#### [課題内容 A]
スマホ生活の記事について、次の問いに答えてください。
(i) 「ガラケーからの機種変更に戸惑い」の次に挙がっている見出しは何か。
(ii) 図1は何を示す図とされているか。
(iii) まとめの見出しでは、どのような人に伝えたいとしているか。
#### [課題内容 B]
スマホ生活の記事のうち、「2. 出会い目的ではなかったから安心できた」から「1. 見た目や恋愛ではない「言葉だけのつながり」」までの範囲を一字一句違えずに書き写してください。

#### [記事]
★ ★ ★ ★
60代からのスマホ生活|最初は出会い系かと思ったけれどSNSだった話

体験談・コラム

60代からのスマホ生活|最初は出会い系かと思ったけれどSNSだった話

  1. スマホを持ったのは「連絡用」だけのつもりだった
    1. ガラケーからの機種変更に戸惑い
    2. 「LINEで十分」だったはずの生活
    3. 広告で見かけた“出会い風アプリ”に思わず警戒
  2. 「出会い系じゃないSNS」って、どういうこと?
    1. 怪しいと思いつつ試してみた理由
    2. 「話すだけ」「見ているだけ」がOKな空気感
    3. 最初の返信が“ちゃんとした人”で安心した
  3. 毎日少しだけ「誰かと話す」が生活に変化をくれた
    1. 朝の挨拶投稿で1日がスタート
    2. つながりを持つことが“目的”じゃなく“支え”になった
    3. 「出会い」じゃなくて「言葉のやりとり」が心にしみた
  4. 【図解】中高年がSNSを使って「安心した理由」TOP5
    1. 図1:SNSを使って「安心できた」と感じた理由(上位5つ)
    2. 出会い目的ではなかったから安心できた
    3. 見るだけで使い始められた
    4. 無理に会わなくていいのがよかった
  5. 「スマホが苦手でも大丈夫」と思えたきっかけ
    1. 操作が簡単なSNSを選べば始めやすい
    2. 自分のペースで続けられる安心感
    3. 若者の世界ではなく「同世代」の空気があった
  6. 会話が少ない毎日に「声にならない気持ち」が戻ってきた
    1. 話す習慣ができると、気持ちのリズムも整う
    2. 誰かに聞いてもらえることで、自分を肯定できた
    3. ひとりじゃないと気づけるSNSの力
  7. まとめ|「出会い系かも」と不安な人にこそ伝えたいこと
    1. 見た目や恋愛ではない「言葉だけのつながり」
★ ★ ★ ★
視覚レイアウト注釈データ
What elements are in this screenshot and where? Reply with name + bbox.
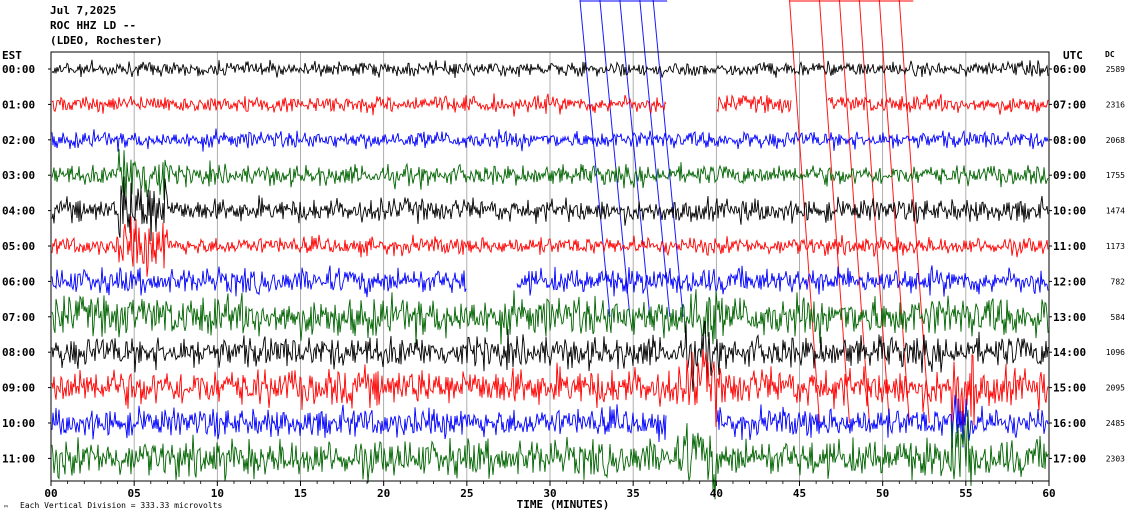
dc-value: 1173 xyxy=(1106,242,1125,251)
x-tick-label: 50 xyxy=(876,487,889,500)
dc-value: 1474 xyxy=(1106,207,1125,216)
x-tick-label: 60 xyxy=(1042,487,1055,500)
utc-row-label: 07:00 xyxy=(1053,98,1086,111)
x-axis: 00 05 10 15 20 25 30 35 40 45 50 55 60 xyxy=(44,481,1056,500)
trace-0000 xyxy=(51,59,1049,79)
utc-row-label: 11:00 xyxy=(1053,240,1086,253)
x-tick-label: 15 xyxy=(294,487,307,500)
trace-0700 xyxy=(51,289,1049,345)
est-row-label: 02:00 xyxy=(2,134,35,147)
event-marker-line xyxy=(579,0,611,317)
x-tick-label: 30 xyxy=(543,487,556,500)
utc-row-label: 15:00 xyxy=(1053,382,1086,395)
dc-value: 2095 xyxy=(1106,384,1125,393)
est-row-label: 11:00 xyxy=(2,452,35,465)
est-row-label: 00:00 xyxy=(2,63,35,76)
dc-value: 782 xyxy=(1111,277,1126,286)
x-tick-label: 20 xyxy=(377,487,390,500)
trace-1100 xyxy=(51,409,1049,500)
utc-row-label: 08:00 xyxy=(1053,134,1086,147)
x-tick-label: 10 xyxy=(211,487,224,500)
seismic-traces xyxy=(51,59,1049,500)
event-marker-line xyxy=(639,0,671,317)
footnote-mark: ᴹ xyxy=(4,504,8,512)
x-tick-label: 45 xyxy=(793,487,806,500)
event-marker-line xyxy=(619,0,651,317)
header-date: Jul 7,2025 xyxy=(50,4,117,17)
x-tick-label: 55 xyxy=(959,487,972,500)
header-station: ROC HHZ LD -- xyxy=(50,19,137,32)
event-marker-line xyxy=(652,0,684,317)
dc-value: 1755 xyxy=(1106,171,1125,180)
est-row-label: 10:00 xyxy=(2,417,35,430)
dc-value: 1096 xyxy=(1106,348,1125,357)
dc-value: 2589 xyxy=(1106,65,1125,74)
utc-row-label: 12:00 xyxy=(1053,275,1086,288)
est-row-label: 01:00 xyxy=(2,98,35,111)
utc-row-label: 06:00 xyxy=(1053,63,1086,76)
x-tick-label: 25 xyxy=(460,487,473,500)
utc-row-label: 10:00 xyxy=(1053,205,1086,218)
dc-label: DC xyxy=(1105,50,1115,59)
est-row-label: 08:00 xyxy=(2,346,35,359)
header-network: (LDEO, Rochester) xyxy=(50,34,163,47)
utc-row-label: 09:00 xyxy=(1053,169,1086,182)
trace-0400 xyxy=(51,176,1049,242)
dc-value: 2485 xyxy=(1106,419,1125,428)
x-tick-label: 40 xyxy=(710,487,723,500)
grid-lines xyxy=(133,52,967,481)
utc-row-label: 13:00 xyxy=(1053,311,1086,324)
utc-row-label: 17:00 xyxy=(1053,452,1086,465)
x-tick-label: 35 xyxy=(627,487,640,500)
trace-1000 xyxy=(51,394,1049,448)
trace-0200 xyxy=(51,128,1049,152)
est-row-label: 03:00 xyxy=(2,169,35,182)
trace-0900 xyxy=(51,349,1049,427)
footnote: Each Vertical Division = 333.33 microvol… xyxy=(20,501,222,510)
event-marker-line xyxy=(599,0,631,317)
x-tick-label: 05 xyxy=(128,487,141,500)
trace-0100 xyxy=(51,93,1049,117)
utc-row-label: 14:00 xyxy=(1053,346,1086,359)
est-row-label: 06:00 xyxy=(2,275,35,288)
trace-0800 xyxy=(51,320,1049,392)
est-label: EST xyxy=(2,49,22,62)
utc-row-label: 16:00 xyxy=(1053,417,1086,430)
est-row-label: 07:00 xyxy=(2,311,35,324)
trace-0300 xyxy=(51,148,1049,200)
dc-value: 2303 xyxy=(1106,454,1125,463)
x-axis-title: TIME (MINUTES) xyxy=(517,498,610,511)
est-row-label: 05:00 xyxy=(2,240,35,253)
x-tick-label: 00 xyxy=(44,487,57,500)
dc-value: 584 xyxy=(1111,313,1126,322)
dc-value: 2316 xyxy=(1106,100,1125,109)
dc-value: 2068 xyxy=(1106,136,1125,145)
trace-0600 xyxy=(51,265,1049,298)
est-row-label: 09:00 xyxy=(2,382,35,395)
est-row-label: 04:00 xyxy=(2,205,35,218)
row-labels: 00:00 06:00 2589 01:00 07:00 2316 02:00 08:00 20… xyxy=(2,63,1125,465)
event-marker-line xyxy=(878,0,910,424)
trace-0500 xyxy=(51,216,1049,277)
utc-label: UTC xyxy=(1063,49,1083,62)
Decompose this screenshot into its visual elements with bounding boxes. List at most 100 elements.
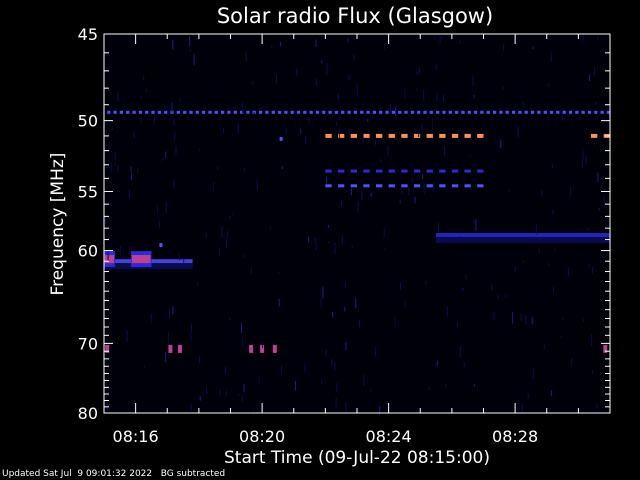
spectral-dash [202, 110, 206, 114]
noise-speck [262, 341, 264, 348]
noise-speck [550, 52, 552, 62]
spectral-dash [376, 184, 383, 188]
noise-speck [345, 342, 347, 351]
noise-speck [416, 88, 418, 91]
noise-speck [551, 390, 553, 397]
noise-speck [538, 248, 540, 254]
noise-speck [345, 402, 347, 414]
spectral-dash [439, 184, 446, 188]
plot-area [104, 34, 610, 413]
noise-speck [439, 36, 441, 43]
noise-speck [106, 401, 108, 411]
noise-speck [462, 287, 464, 291]
spectral-dash [464, 184, 471, 188]
y-tick-label: 70 [78, 334, 98, 353]
noise-speck [280, 41, 282, 47]
noise-speck [105, 217, 107, 225]
spectral-dash [350, 184, 357, 188]
spectral-dash [562, 110, 566, 114]
spectral-dash [284, 110, 288, 114]
noise-speck [271, 45, 273, 48]
noise-speck [435, 362, 437, 367]
spectral-dash [338, 169, 345, 173]
noise-speck [351, 245, 353, 249]
spectral-dash [493, 110, 497, 114]
noise-speck [165, 201, 167, 214]
noise-speck [226, 238, 227, 248]
noise-speck [334, 362, 336, 370]
noise-speck [253, 409, 255, 412]
noise-speck [232, 212, 234, 216]
noise-speck [336, 383, 338, 392]
spectral-dash [240, 110, 244, 114]
noise-speck [465, 274, 467, 280]
noise-speck [554, 248, 556, 252]
noise-speck [380, 158, 382, 163]
background-noise [105, 35, 605, 415]
noise-speck [543, 343, 545, 350]
noise-speck [179, 97, 181, 103]
noise-speck [173, 178, 175, 189]
noise-speck [441, 36, 443, 41]
noise-speck [243, 383, 245, 393]
spectral-dash [157, 110, 161, 114]
noise-speck [242, 337, 244, 348]
spectral-dash [486, 110, 490, 114]
noise-speck [423, 89, 425, 101]
noise-speck [326, 63, 328, 75]
spectral-dash [417, 110, 421, 114]
noise-speck [603, 195, 605, 207]
noise-speck [315, 39, 317, 48]
noise-speck [418, 67, 420, 74]
spectral-dash [549, 110, 554, 114]
spectral-dash [353, 110, 357, 114]
spectral-dash [556, 110, 560, 114]
spectral-dash [385, 110, 389, 114]
spectral-dash [325, 184, 332, 188]
noise-speck [500, 139, 502, 149]
spectral-dash [145, 110, 149, 114]
noise-speck [511, 312, 513, 324]
noise-speck [342, 235, 344, 245]
spectral-dash [581, 110, 585, 114]
noise-speck [463, 362, 465, 368]
noise-speck [269, 226, 271, 230]
spectral-dash [338, 184, 345, 188]
spectral-dash [189, 110, 193, 114]
noise-speck [374, 351, 376, 356]
noise-speck [472, 75, 474, 86]
noise-speck [594, 142, 596, 146]
noise-speck [178, 253, 180, 261]
noise-speck [383, 44, 385, 50]
spectral-blob [105, 255, 115, 264]
spectral-dash [423, 110, 427, 114]
noise-speck [359, 319, 360, 328]
noise-speck [256, 179, 258, 191]
noise-speck [110, 162, 112, 172]
spectral-dash [477, 169, 484, 173]
noise-speck [459, 346, 461, 358]
noise-speck [541, 190, 543, 197]
spectral-dash [388, 169, 395, 173]
noise-speck [384, 247, 386, 251]
noise-speck [363, 374, 365, 386]
x-axis-label: Start Time (09-Jul-22 08:15:00) [224, 448, 490, 468]
spectral-dash [372, 110, 376, 114]
noise-speck [588, 263, 590, 269]
noise-speck [531, 316, 533, 325]
noise-speck [399, 200, 401, 204]
spectral-dash [341, 110, 345, 114]
spectral-dash [309, 110, 313, 114]
noise-speck [226, 390, 227, 396]
noise-speck [245, 52, 247, 63]
noise-speck [348, 74, 350, 81]
noise-speck [589, 74, 591, 82]
noise-speck [206, 386, 208, 395]
y-tick-label: 80 [78, 404, 98, 423]
spectral-dash [303, 110, 307, 114]
spectral-dash [413, 184, 421, 188]
noise-speck [389, 103, 391, 115]
spectral-dash [512, 110, 516, 114]
noise-speck [532, 368, 534, 379]
noise-speck [347, 38, 349, 43]
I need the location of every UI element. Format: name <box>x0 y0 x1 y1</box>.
★ ★ ★ ★
#### [正解 A]
(i) 「LINEで十分」だったはずの生活
(ii) SNSを使って「安心できた」と感じた理由(上位5つ)
(iii) 「出会い系かも」と不安な人

#### [正解 B]
2. 出会い目的ではなかったから安心できた
    3. 見るだけで使い始められた
    4. 無理に会わなくていいのがよかった
  5. 「スマホが苦手でも大丈夫」と思えたきっかけ
    1. 操作が簡単なSNSを選べば始めやすい
    2. 自分のペースで続けられる安心感
    3. 若者の世界ではなく「同世代」の空気があった
  6. 会話が少ない毎日に「声にならない気持ち」が戻ってきた
    1. 話す習慣ができると、気持ちのリズムも整う
    2. 誰かに聞いてもらえることで、自分を肯定できた
    3. ひとりじゃないと気づけるSNSの力
  7. まとめ|「出会い系かも」と不安な人にこそ伝えたいこと
    1. 見た目や恋愛ではない「言葉だけのつながり」